- **The problem**
Find the lines holding the word "integer" and collect them.

──────── Records for this task

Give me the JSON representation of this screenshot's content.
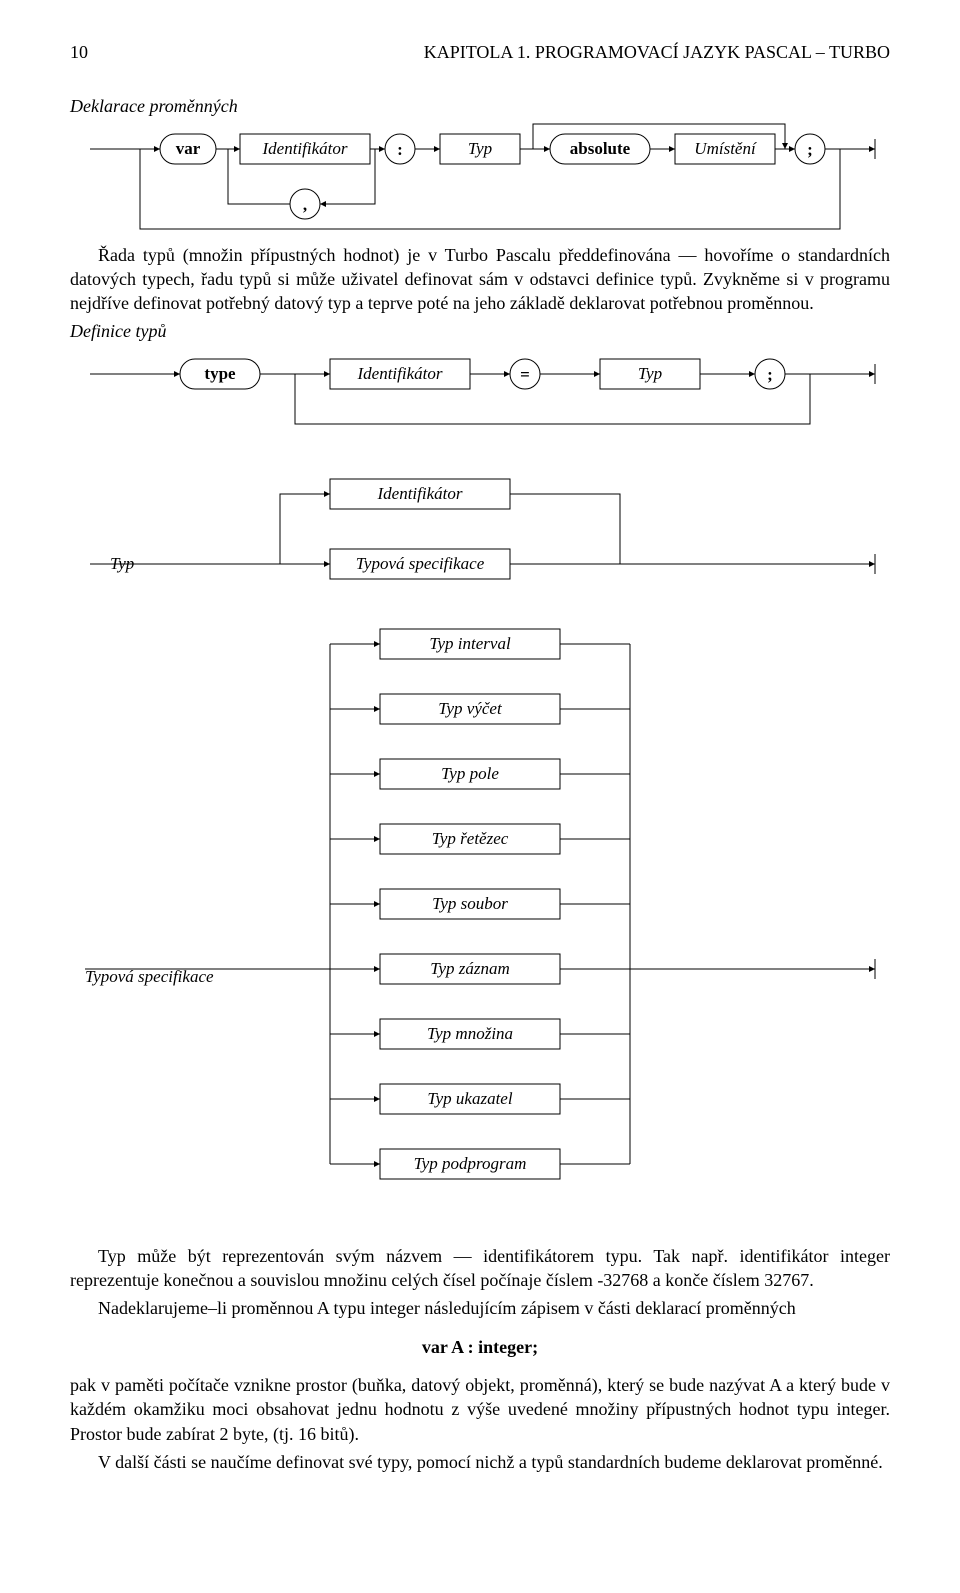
{
  "header": {
    "page_num": "10",
    "running": "KAPITOLA 1. PROGRAMOVACÍ JAZYK PASCAL – TURBO"
  },
  "diagram1": {
    "title": "Deklarace proměnných",
    "var_kw": "var",
    "ident": "Identifikátor",
    "colon": ":",
    "typ": "Typ",
    "absolute": "absolute",
    "umisteni": "Umístění",
    "semi": ";",
    "comma": ",",
    "stroke": "#000000",
    "line_w": 1
  },
  "para1": "Řada typů (množin přípustných hodnot) je v Turbo Pascalu předdefinována — hovoříme o standardních datových typech, řadu typů si může uživatel definovat sám v odstavci definice typů. Zvykněme si v programu nejdříve definovat potřebný datový typ a teprve poté na jeho základě deklarovat potřebnou proměnnou.",
  "diagram2": {
    "title": "Definice typů",
    "type_kw": "type",
    "ident": "Identifikátor",
    "eq": "=",
    "typ": "Typ",
    "semi": ";",
    "stroke": "#000000",
    "line_w": 1
  },
  "diagram3": {
    "title": "Typ",
    "ident": "Identifikátor",
    "typspec": "Typová specifikace",
    "stroke": "#000000",
    "line_w": 1
  },
  "diagram4": {
    "title": "Typová specifikace",
    "options": [
      "Typ interval",
      "Typ výčet",
      "Typ pole",
      "Typ řetězec",
      "Typ soubor",
      "Typ záznam",
      "Typ množina",
      "Typ ukazatel",
      "Typ podprogram"
    ],
    "stroke": "#000000",
    "line_w": 1
  },
  "para2a": "Typ může být reprezentován svým názvem — identifikátorem typu. Tak např. identifikátor integer reprezentuje konečnou a souvislou množinu celých čísel počínaje číslem -32768 a konče číslem 32767.",
  "para2b": "Nadeklarujeme–li proměnnou A typu integer následujícím zápisem v části deklarací proměnných",
  "code_line": "var A : integer;",
  "para3": "pak v paměti počítače vznikne prostor (buňka, datový objekt, proměnná), který se bude nazývat A a který bude v každém okamžiku moci obsahovat jednu hodnotu z výše uvedené množiny přípustných hodnot typu integer. Prostor bude zabírat 2 byte, (tj. 16 bitů).",
  "para4": "V další části se naučíme definovat své typy, pomocí nichž a typů standardních budeme deklarovat proměnné."
}
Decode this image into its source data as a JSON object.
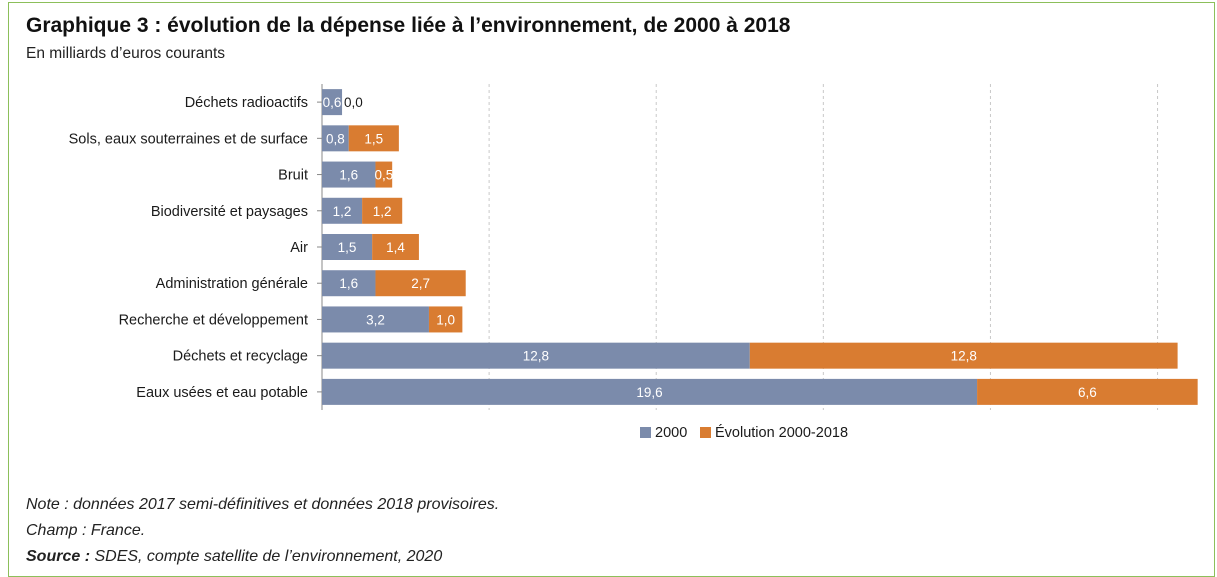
{
  "chart_data": {
    "type": "bar",
    "orientation": "horizontal",
    "stacked": true,
    "title": "Graphique 3 : évolution de la dépense liée à l’environnement, de 2000 à 2018",
    "subtitle": "En milliards d’euros courants",
    "categories": [
      "Déchets radioactifs",
      "Sols, eaux souterraines et de surface",
      "Bruit",
      "Biodiversité et paysages",
      "Air",
      "Administration générale",
      "Recherche et développement",
      "Déchets et recyclage",
      "Eaux usées et eau potable"
    ],
    "series": [
      {
        "name": "2000",
        "color": "#7b8bab",
        "values": [
          0.6,
          0.8,
          1.6,
          1.2,
          1.5,
          1.6,
          3.2,
          12.8,
          19.6
        ],
        "labels": [
          "0,6",
          "0,8",
          "1,6",
          "1,2",
          "1,5",
          "1,6",
          "3,2",
          "12,8",
          "19,6"
        ]
      },
      {
        "name": "Évolution 2000-2018",
        "color": "#d97c31",
        "values": [
          0.0,
          1.5,
          0.5,
          1.2,
          1.4,
          2.7,
          1.0,
          12.8,
          6.6
        ],
        "labels": [
          "0,0",
          "1,5",
          "0,5",
          "1,2",
          "1,4",
          "2,7",
          "1,0",
          "12,8",
          "6,6"
        ]
      }
    ],
    "xlim": [
      0,
      26.3
    ],
    "grid": true,
    "legend": "bottom-center"
  },
  "notes": {
    "note": "Note : données 2017 semi-définitives et données 2018 provisoires.",
    "champ": "Champ : France.",
    "source_label": "Source :",
    "source_text": " SDES, compte satellite de l’environnement, 2020"
  }
}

────────────────

- **Response below**
  "para2a": "Typ může být reprezentován svým názvem — identifikátorem typu. Tak např. identifikátor integer reprezentuje konečnou a souvislou množinu celých čísel počínaje číslem -32768 a konče číslem 32767.",
  "para2b": "Nadeklarujeme–li proměnnou A typu integer následujícím zápisem v části deklarací proměnných",
  "code_line": "var A : integer;",
  "para3": "pak v paměti počítače vznikne prostor (buňka, datový objekt, proměnná), který se bude nazývat A a který bude v každém okamžiku moci obsahovat jednu hodnotu z výše uvedené množiny přípustných hodnot typu integer. Prostor bude zabírat 2 byte, (tj. 16 bitů).",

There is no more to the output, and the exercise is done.